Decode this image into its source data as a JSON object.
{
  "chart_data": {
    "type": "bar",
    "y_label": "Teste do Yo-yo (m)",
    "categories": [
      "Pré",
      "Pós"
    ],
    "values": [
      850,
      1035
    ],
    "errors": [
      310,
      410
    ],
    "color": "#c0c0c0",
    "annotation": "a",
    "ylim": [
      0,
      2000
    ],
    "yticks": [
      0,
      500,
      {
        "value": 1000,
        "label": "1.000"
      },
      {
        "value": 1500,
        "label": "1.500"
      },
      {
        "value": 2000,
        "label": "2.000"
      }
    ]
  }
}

━━━━━━━━

- To do:
Restate the data above word for word, please.

- Exercise response:
Decode this image into its source data as a JSON object.
{
  "chart_data": {
    "type": "bar",
    "y_label": "Teste do Yo-yo (m)",
    "categories": [
      "Pré",
      "Pós"
    ],
    "values": [
      850,
      1035
    ],
    "errors": [
      310,
      410
    ],
    "color": "#c0c0c0",
    "annotation": "a",
    "ylim": [
      0,
      2000
    ],
    "yticks": [
      0,
      500,
      {
        "value": 1000,
        "label": "1.000"
      },
      {
        "value": 1500,
        "label": "1.500"
      },
      {
        "value": 2000,
        "label": "2.000"
      }
    ]
  }
}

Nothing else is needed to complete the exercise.